■ **WRITTEN EXERCISE**: Your task is to tally the lines of the listing containing the word "value" and report the figure alone.

■ **MATERIAL SHOWN**:
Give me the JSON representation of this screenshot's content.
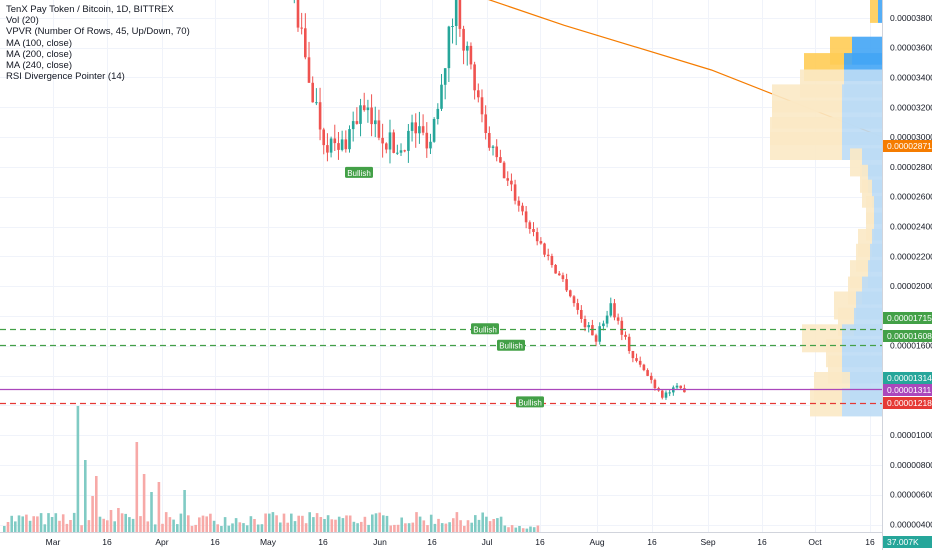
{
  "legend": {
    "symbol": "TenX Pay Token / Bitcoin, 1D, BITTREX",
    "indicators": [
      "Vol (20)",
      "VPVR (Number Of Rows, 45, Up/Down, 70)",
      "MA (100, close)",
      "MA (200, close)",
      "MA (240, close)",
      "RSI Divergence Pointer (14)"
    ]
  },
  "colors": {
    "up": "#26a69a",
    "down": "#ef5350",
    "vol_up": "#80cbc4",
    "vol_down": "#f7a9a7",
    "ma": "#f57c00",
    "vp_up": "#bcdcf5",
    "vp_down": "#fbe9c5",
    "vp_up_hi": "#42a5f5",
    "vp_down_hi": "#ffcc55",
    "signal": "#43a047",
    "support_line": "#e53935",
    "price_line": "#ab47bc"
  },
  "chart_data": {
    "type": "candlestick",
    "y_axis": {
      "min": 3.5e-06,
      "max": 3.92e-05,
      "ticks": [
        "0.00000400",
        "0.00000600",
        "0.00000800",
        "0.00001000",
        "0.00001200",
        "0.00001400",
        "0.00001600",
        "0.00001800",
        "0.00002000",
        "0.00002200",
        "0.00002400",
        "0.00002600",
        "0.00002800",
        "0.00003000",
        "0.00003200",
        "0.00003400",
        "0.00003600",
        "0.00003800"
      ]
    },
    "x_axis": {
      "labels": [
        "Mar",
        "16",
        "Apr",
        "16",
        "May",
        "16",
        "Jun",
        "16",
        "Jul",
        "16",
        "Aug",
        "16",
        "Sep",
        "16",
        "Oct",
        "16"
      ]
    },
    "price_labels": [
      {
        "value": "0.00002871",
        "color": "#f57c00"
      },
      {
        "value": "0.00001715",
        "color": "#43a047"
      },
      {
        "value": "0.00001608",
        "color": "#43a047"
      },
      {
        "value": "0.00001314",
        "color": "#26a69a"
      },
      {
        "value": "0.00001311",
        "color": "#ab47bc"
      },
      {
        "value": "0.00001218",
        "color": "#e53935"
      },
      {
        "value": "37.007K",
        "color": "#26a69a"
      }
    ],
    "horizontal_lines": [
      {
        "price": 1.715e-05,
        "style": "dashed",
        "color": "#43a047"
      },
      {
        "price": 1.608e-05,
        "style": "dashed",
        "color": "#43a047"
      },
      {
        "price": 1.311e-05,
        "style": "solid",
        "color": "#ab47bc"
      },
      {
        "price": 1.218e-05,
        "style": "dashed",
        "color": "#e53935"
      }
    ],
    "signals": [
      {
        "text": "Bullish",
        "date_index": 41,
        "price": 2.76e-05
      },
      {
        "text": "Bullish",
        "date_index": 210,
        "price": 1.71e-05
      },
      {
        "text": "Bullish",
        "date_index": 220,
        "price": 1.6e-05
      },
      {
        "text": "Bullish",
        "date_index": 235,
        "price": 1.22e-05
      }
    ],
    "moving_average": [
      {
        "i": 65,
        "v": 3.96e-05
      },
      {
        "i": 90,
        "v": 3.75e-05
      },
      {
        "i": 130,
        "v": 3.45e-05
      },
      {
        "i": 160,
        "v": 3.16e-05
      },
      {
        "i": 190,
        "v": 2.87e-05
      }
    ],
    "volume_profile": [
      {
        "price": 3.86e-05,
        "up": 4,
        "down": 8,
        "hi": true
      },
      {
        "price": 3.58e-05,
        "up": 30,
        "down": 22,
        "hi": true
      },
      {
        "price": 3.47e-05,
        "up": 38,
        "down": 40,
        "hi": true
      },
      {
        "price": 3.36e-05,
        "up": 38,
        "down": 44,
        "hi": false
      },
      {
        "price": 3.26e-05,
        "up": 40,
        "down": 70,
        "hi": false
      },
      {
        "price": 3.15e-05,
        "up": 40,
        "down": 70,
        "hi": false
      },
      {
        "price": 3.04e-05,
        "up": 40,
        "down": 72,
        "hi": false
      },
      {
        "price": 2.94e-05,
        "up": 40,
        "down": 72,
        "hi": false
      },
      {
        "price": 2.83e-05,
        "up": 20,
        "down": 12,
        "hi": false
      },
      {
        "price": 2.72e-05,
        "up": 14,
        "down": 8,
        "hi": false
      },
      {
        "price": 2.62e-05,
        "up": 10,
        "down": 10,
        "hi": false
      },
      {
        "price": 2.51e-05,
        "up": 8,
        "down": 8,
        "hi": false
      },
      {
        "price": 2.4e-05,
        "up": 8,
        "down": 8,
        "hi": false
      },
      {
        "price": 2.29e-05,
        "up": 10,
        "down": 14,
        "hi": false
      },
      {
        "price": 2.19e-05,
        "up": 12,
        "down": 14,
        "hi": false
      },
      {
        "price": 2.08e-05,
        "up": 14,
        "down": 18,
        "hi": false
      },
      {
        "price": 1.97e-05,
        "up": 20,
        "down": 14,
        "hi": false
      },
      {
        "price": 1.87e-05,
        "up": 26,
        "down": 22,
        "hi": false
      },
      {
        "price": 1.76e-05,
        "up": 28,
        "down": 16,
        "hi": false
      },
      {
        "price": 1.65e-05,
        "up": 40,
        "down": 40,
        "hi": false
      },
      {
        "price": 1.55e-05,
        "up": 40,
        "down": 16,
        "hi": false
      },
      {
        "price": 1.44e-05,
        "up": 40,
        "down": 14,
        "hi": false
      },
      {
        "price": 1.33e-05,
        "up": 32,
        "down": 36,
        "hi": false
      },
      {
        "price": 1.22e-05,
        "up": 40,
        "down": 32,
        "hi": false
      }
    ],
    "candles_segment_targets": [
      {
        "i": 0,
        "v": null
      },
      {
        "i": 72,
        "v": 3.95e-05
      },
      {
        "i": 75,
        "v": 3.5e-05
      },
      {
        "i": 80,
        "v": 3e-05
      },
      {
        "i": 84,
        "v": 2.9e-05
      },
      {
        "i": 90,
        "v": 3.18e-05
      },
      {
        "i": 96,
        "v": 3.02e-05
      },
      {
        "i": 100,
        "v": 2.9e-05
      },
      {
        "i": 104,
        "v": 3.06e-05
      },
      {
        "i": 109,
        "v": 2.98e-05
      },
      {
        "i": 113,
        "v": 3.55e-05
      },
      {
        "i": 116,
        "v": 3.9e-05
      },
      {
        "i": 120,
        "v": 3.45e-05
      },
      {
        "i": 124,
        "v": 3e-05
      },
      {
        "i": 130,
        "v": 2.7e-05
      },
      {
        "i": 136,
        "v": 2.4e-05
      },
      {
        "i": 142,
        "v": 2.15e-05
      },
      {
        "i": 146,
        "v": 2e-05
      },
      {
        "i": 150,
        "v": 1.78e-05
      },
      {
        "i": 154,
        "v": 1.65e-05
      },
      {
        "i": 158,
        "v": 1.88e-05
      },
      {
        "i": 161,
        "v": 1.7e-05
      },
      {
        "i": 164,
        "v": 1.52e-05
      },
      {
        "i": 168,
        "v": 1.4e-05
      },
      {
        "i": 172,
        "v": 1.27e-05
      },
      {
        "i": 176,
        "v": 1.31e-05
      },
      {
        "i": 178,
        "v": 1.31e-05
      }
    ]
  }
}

■ **PROBLEM SOLUTION**: 7